TEXT BLOCK:
===
Deploying with Kubernetes¶

Table of Contents

Overview
Prerequisites
Installing the Xilinx device plugin for Kubernetes
Deploying User Pods

Overview ¶

The Xilinx device plugin for Kubernetes is a daemonset deployed on a Kubernetes cluster which:

Discovers the Xilinx cards inserted in each node of the cluster and expose information about the devices and their properties
Enables containers to access Xilinx cards installed in the worker nodes of the Kubernetes cluster

When the plugin mounts a Xilinx card, all the devices located on that card become available to the container. Since there are two Xilinx devices per Alveo U30 card, the Xilinx device plugin will always mount the two devices of each Alveo U30 card. In the pod-description file, the “limits” field can used to control how many cards are mounted, but both devices of the card will always be mave available to the container. For instance, on a vt1.6xl instance, the “xbutil command” will show 4 devices but a description of the Kubernetes worker node will show 2 Xilinx cards. The limit can be set to 1 in the pod-description file, in which case the container will have access to 2 devices.

The plugin is available on the ECR repository: https://gallery.ecr.aws/xilinx_dcg/k8s-fpga-device-plugin

The following instructions explain how to install the Xilinx device plugin for Kubernetes and how to deploy user pods with access to Xilinx devices.

In addition, a comprehense step-by-step guide on how to run containerized workloads on Amazon ECS and Amazon EKS can be found on the AWS Compute Blog: https://aws.amazon.com/blogs/compute/deep-dive-on-amazon-ec2-vt1-instances/

Prerequisites ¶

The following instructions assume that your system satisfies the following requirements:

An Amazon EKS cluster is created and the Xilinx Video SDK is installed on all Amazon EC2 VT1 worker nodes
The client is configured to access the EKS cluster:
- The AWS CLI is installed and the access key is correctly configured
- eksctl is installed
- kubectl is installed and connected to the EKS cluster of Amazon EC2 VT1 nodes

For additional information about Amazon EKS, refer to the Amazon EKS user guide: https://docs.aws.amazon.com/eks/latest/userguide/getting-started.html

Installing the Xilinx device plugin for Kubernetes ¶

The following steps require kubectl to be connected to your EKS cluster. After the Xilinx device plugin for Kubernetes is installed, no additional configuration is needed when adding nodes to the cluster.

Create a file called xilinx-device-plugin.yml and paste the following content in it:

apiVersion: apps/v1
kind: DaemonSet
metadata:
  name: fpga-device-plugin-daemonset
  namespace: kube-system
spec:
  selector:
    matchLabels:
      name: xilinx-fpga-device-plugin
  template:
    metadata:
      annotations:
        scheduler.alpha.kubernetes.io/critical-pod: ""
===
RECORDS FOR THIS EXERCISE:
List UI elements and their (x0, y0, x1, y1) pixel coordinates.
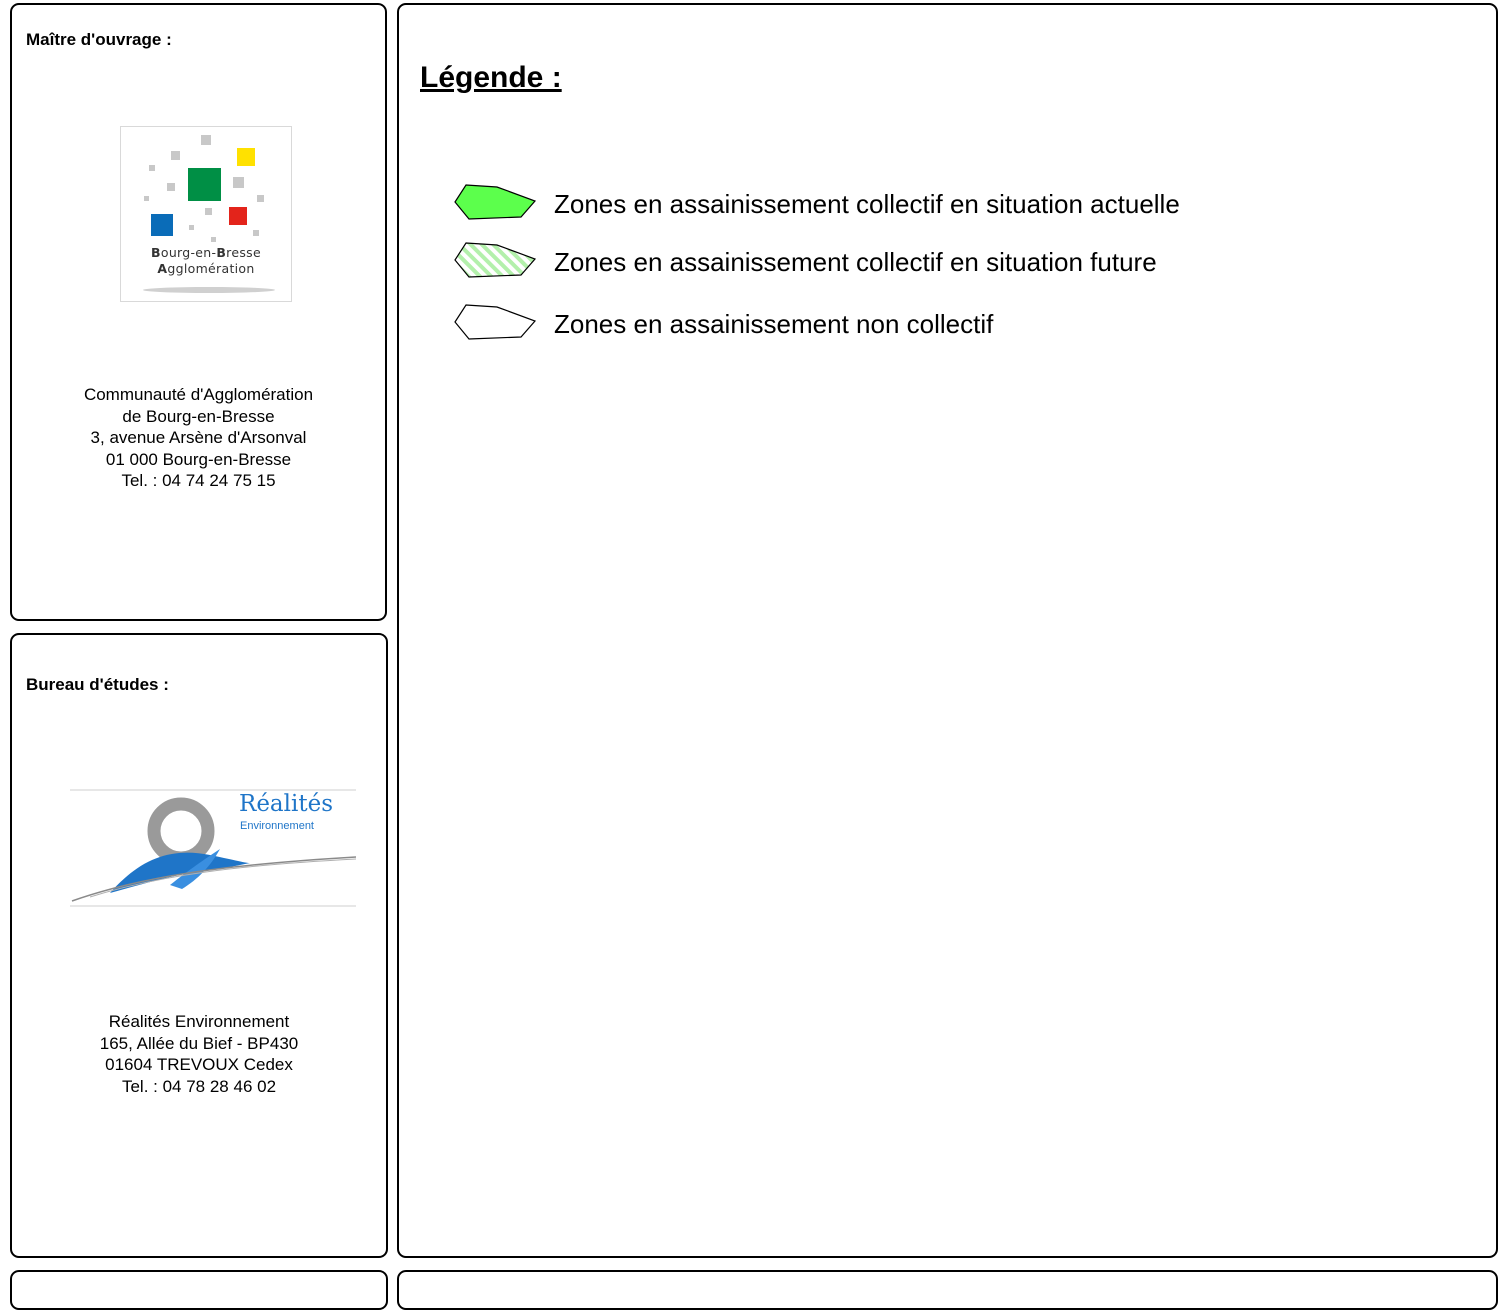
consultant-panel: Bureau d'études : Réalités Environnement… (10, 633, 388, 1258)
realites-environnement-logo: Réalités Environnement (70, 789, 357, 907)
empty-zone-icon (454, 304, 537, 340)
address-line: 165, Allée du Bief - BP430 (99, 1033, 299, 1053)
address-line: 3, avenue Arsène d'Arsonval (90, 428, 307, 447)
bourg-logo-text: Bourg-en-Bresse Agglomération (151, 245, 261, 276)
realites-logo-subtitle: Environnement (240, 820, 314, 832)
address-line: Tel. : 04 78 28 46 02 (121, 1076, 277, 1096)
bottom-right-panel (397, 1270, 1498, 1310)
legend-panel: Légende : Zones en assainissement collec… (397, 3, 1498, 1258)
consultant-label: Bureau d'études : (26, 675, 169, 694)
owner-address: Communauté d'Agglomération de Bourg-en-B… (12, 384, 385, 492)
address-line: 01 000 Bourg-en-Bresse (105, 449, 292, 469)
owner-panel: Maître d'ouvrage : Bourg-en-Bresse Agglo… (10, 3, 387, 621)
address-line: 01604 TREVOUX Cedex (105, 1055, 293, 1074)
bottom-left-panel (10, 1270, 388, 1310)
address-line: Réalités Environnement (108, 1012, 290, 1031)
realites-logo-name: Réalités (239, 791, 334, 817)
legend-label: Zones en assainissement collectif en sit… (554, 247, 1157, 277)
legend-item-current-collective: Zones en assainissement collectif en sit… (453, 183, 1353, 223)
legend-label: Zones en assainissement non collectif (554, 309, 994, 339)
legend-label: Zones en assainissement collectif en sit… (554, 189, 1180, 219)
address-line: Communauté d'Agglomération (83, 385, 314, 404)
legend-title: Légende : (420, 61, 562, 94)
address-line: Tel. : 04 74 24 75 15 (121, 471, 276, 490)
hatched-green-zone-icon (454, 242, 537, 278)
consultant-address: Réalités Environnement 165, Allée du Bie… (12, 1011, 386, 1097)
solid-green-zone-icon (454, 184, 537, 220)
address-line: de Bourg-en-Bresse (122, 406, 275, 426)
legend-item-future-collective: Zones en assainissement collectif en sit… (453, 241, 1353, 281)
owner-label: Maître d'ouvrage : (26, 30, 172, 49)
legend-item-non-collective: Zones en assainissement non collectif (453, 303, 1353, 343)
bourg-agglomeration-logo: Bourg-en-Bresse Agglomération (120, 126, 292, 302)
===
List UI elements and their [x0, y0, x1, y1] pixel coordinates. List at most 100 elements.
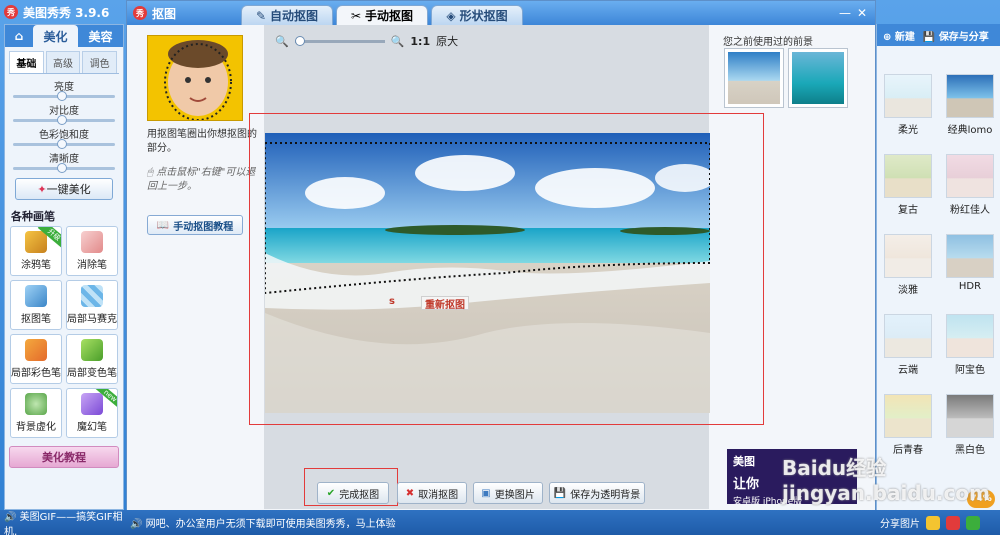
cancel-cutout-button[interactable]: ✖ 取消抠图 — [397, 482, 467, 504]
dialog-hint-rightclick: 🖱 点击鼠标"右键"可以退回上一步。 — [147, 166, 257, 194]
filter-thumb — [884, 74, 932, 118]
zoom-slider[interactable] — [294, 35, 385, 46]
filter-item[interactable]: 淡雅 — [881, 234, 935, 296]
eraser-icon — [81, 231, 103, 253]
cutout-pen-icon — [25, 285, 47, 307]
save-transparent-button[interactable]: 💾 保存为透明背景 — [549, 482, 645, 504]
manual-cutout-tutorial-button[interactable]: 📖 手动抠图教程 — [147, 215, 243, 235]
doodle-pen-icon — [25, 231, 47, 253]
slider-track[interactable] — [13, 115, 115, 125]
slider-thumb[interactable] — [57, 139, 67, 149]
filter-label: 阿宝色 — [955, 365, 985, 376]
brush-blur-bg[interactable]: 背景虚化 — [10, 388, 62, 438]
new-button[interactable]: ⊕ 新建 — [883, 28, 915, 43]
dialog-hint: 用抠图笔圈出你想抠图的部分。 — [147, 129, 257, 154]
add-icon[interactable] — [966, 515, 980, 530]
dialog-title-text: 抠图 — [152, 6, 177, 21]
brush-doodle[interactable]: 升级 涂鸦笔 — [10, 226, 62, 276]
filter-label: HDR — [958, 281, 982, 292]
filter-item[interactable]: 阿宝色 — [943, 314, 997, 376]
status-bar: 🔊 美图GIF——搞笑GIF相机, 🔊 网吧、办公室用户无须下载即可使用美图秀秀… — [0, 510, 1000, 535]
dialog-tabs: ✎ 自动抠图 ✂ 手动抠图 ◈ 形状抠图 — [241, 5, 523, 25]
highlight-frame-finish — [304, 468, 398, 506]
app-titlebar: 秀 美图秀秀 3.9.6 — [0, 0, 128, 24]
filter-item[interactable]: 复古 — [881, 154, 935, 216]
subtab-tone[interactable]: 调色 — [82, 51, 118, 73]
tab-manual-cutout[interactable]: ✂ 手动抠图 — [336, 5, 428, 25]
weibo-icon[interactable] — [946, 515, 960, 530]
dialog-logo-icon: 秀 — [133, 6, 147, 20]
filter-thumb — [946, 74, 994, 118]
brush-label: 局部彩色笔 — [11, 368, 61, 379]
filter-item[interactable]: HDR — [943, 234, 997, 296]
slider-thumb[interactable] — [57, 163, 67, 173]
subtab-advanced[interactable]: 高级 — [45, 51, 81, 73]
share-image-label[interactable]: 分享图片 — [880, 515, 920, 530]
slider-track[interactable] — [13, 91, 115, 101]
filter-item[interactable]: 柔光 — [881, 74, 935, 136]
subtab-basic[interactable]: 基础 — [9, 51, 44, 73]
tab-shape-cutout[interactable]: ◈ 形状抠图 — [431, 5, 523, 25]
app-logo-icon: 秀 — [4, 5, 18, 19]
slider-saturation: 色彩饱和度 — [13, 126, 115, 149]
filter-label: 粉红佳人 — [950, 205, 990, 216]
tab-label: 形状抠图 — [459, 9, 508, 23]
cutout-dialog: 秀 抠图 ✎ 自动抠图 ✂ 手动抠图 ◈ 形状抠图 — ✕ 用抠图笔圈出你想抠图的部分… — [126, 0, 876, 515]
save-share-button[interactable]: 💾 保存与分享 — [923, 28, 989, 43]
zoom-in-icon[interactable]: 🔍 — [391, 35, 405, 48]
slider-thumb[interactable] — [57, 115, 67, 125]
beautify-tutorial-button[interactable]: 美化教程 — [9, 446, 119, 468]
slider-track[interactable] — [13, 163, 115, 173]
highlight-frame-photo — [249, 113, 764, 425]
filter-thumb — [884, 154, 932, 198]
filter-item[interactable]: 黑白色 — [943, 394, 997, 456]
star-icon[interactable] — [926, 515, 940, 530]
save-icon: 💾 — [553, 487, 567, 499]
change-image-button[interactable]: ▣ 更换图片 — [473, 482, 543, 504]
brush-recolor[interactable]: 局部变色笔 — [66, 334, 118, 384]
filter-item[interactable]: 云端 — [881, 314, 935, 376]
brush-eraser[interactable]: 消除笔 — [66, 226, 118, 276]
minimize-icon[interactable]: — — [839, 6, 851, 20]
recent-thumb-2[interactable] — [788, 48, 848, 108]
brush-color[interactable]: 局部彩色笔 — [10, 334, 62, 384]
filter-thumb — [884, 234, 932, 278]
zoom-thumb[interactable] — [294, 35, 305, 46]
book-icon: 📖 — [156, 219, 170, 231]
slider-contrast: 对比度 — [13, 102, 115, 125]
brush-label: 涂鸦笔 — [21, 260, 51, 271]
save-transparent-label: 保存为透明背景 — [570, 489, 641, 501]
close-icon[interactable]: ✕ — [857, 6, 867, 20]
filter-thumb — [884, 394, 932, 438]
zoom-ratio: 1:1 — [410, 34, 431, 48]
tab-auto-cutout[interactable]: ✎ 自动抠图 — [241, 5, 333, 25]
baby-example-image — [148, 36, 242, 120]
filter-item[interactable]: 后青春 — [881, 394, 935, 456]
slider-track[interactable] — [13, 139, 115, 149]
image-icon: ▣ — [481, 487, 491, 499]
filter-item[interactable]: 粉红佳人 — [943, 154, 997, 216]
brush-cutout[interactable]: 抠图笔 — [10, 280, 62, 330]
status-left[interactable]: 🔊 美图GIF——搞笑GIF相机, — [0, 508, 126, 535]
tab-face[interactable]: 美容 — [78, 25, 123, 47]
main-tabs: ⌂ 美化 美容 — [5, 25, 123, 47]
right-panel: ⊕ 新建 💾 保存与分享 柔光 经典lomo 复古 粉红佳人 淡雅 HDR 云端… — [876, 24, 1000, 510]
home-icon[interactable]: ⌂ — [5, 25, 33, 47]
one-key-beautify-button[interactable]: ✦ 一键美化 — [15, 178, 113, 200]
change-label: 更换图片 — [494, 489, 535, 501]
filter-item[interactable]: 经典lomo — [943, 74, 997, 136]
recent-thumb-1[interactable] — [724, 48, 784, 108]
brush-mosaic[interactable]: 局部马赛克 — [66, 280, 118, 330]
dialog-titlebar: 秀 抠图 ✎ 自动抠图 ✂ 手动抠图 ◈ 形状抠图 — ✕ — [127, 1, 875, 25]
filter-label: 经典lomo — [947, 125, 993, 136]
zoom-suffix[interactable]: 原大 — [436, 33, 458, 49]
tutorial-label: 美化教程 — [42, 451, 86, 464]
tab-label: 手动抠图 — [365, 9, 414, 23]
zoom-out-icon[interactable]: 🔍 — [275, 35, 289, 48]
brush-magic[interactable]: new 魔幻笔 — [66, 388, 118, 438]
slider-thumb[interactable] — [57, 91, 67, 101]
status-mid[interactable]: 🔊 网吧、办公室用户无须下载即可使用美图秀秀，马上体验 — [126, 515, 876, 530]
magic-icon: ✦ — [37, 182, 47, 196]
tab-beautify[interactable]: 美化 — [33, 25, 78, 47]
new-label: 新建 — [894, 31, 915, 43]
===
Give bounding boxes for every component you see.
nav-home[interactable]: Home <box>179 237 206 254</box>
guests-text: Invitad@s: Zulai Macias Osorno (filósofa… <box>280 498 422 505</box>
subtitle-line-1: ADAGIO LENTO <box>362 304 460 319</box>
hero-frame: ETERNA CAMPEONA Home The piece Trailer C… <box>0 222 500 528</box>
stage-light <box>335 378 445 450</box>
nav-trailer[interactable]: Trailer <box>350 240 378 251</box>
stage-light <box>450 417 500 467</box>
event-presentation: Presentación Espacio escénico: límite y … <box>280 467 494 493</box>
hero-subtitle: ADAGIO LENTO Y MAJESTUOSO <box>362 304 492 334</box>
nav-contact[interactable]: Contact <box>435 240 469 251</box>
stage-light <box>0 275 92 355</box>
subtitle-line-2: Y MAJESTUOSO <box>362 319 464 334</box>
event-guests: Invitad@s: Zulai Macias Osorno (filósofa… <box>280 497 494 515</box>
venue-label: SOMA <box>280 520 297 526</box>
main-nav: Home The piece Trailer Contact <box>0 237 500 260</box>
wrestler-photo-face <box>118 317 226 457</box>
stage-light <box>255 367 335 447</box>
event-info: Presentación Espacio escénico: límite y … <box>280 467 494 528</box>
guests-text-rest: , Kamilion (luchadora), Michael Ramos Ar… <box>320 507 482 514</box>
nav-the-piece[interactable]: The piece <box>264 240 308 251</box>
===
COMPLETE THE FOLLOWING:
**1.** Decide whether each statement agrees with the page on deploying with Kubernetes. Answer yes or no for each, and quote the words of the page that settle it.
(a) The Xilinx device plugin mounts both devices of each Alveo U30 card.
(b) Extra configuration is required every time a node joins the cluster after the plugin is installed.
(c) The daemonset defined in xilinx-device-plugin.yml is placed in the kube-system namespace.
**2.** In the third block of rows, copy word for word the rows from the line with "Give bounding boxes" up to and including the line with "venue-label: SOMA <box>280 520 297 526</box>".

SOLUTIONS BY TASK:
**1.**
(a) Yes: "the Xilinx device plugin will always mount the two devices of each Alveo U30 card"
(b) No: "no additional configuration is needed when adding nodes to the cluster"
(c) Yes: "namespace: kube-system"

**2.**
Give bounding boxes for every component you see.
nav-home[interactable]: Home <box>179 237 206 254</box>
guests-text: Invitad@s: Zulai Macias Osorno (filósofa… <box>280 498 422 505</box>
subtitle-line-1: ADAGIO LENTO <box>362 304 460 319</box>
hero-frame: ETERNA CAMPEONA Home The piece Trailer C… <box>0 222 500 528</box>
stage-light <box>335 378 445 450</box>
nav-trailer[interactable]: Trailer <box>350 240 378 251</box>
stage-light <box>450 417 500 467</box>
event-presentation: Presentación Espacio escénico: límite y … <box>280 467 494 493</box>
hero-subtitle: ADAGIO LENTO Y MAJESTUOSO <box>362 304 492 334</box>
nav-contact[interactable]: Contact <box>435 240 469 251</box>
stage-light <box>0 275 92 355</box>
subtitle-line-2: Y MAJESTUOSO <box>362 319 464 334</box>
event-guests: Invitad@s: Zulai Macias Osorno (filósofa… <box>280 497 494 515</box>
venue-label: SOMA <box>280 520 297 526</box>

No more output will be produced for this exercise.